-------- Provided records
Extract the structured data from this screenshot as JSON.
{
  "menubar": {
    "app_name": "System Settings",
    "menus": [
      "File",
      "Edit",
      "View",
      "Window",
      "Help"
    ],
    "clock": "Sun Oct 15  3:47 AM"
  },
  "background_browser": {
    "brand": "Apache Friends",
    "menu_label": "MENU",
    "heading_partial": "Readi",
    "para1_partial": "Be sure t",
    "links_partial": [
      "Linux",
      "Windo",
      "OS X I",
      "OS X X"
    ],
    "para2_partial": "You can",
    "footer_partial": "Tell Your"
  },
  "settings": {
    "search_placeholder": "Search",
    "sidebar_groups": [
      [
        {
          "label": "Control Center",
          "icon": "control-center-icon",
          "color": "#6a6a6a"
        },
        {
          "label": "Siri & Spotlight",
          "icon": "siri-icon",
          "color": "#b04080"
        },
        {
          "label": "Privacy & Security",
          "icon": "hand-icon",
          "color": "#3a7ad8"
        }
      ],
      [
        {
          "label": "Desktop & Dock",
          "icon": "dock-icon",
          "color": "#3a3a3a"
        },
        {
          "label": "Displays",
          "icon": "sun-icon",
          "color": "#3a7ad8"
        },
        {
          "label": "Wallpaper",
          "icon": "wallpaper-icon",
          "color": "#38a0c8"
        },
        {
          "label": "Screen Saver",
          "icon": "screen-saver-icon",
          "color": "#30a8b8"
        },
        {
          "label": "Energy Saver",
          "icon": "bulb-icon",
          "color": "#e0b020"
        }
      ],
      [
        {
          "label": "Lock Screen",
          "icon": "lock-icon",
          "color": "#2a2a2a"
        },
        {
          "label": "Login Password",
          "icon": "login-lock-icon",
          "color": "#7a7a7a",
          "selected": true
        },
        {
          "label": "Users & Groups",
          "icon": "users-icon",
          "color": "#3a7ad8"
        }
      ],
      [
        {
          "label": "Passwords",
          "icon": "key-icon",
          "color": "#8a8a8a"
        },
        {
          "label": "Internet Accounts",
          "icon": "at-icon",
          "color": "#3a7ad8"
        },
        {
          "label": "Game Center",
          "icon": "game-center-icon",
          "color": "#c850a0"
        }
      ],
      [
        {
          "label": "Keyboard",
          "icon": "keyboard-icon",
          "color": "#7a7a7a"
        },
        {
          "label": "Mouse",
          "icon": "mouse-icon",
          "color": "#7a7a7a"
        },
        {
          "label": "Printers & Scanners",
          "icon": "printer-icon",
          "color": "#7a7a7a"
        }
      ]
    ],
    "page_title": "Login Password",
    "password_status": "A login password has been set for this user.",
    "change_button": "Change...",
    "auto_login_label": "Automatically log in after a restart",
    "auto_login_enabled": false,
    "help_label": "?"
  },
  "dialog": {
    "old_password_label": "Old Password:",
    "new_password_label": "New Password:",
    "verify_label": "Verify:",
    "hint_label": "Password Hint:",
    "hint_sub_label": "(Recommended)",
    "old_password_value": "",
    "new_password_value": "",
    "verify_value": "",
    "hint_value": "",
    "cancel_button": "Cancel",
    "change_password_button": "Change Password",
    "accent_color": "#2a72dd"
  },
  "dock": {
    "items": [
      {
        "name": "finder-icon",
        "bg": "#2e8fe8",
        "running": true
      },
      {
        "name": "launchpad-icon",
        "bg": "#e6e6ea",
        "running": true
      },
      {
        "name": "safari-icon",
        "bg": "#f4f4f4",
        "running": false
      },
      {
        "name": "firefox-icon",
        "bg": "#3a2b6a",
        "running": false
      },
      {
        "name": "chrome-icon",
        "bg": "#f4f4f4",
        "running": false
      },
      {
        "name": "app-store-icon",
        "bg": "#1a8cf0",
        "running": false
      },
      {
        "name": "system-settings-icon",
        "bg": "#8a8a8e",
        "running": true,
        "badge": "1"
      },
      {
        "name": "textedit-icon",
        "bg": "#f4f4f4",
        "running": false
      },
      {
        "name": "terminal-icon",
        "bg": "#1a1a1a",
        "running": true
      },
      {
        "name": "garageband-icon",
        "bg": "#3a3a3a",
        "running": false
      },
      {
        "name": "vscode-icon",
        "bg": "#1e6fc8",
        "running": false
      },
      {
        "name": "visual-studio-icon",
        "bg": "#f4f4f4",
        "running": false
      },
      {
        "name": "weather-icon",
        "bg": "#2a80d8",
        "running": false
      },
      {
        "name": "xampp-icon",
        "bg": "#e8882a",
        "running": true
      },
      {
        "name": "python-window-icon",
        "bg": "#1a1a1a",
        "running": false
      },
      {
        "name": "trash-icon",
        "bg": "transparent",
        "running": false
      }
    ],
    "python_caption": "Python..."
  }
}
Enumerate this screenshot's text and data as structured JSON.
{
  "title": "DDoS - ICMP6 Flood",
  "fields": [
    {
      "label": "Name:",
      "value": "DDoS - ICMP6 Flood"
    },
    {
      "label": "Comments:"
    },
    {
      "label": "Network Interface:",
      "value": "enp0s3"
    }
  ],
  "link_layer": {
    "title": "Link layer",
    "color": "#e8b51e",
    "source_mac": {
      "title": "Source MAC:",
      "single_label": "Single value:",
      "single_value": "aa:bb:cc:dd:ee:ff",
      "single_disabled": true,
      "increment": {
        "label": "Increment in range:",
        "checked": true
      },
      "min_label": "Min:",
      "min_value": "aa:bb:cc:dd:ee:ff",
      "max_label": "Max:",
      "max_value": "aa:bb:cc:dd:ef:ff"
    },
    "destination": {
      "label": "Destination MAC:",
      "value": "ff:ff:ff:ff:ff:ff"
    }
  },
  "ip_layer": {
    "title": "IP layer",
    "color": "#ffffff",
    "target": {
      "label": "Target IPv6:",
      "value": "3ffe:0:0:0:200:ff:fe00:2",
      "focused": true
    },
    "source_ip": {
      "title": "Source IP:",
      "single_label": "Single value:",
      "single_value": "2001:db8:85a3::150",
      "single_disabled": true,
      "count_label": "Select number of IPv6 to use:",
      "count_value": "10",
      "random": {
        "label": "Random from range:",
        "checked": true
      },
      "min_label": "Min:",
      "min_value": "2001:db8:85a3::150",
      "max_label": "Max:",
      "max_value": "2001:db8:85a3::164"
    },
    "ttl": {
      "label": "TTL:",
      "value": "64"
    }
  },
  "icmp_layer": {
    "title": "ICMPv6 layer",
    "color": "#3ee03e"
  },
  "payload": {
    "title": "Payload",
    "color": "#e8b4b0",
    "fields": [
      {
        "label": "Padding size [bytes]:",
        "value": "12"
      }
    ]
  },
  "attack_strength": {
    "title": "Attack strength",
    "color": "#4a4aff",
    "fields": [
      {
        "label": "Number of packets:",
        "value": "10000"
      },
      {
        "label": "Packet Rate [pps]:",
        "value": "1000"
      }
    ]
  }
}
----------------
**Objective**
Which lines contain "data"? Copy each of them.

**Exercise solution**
Extract the structured data from this screenshot as JSON.
Enumerate this screenshot's text and data as structured JSON.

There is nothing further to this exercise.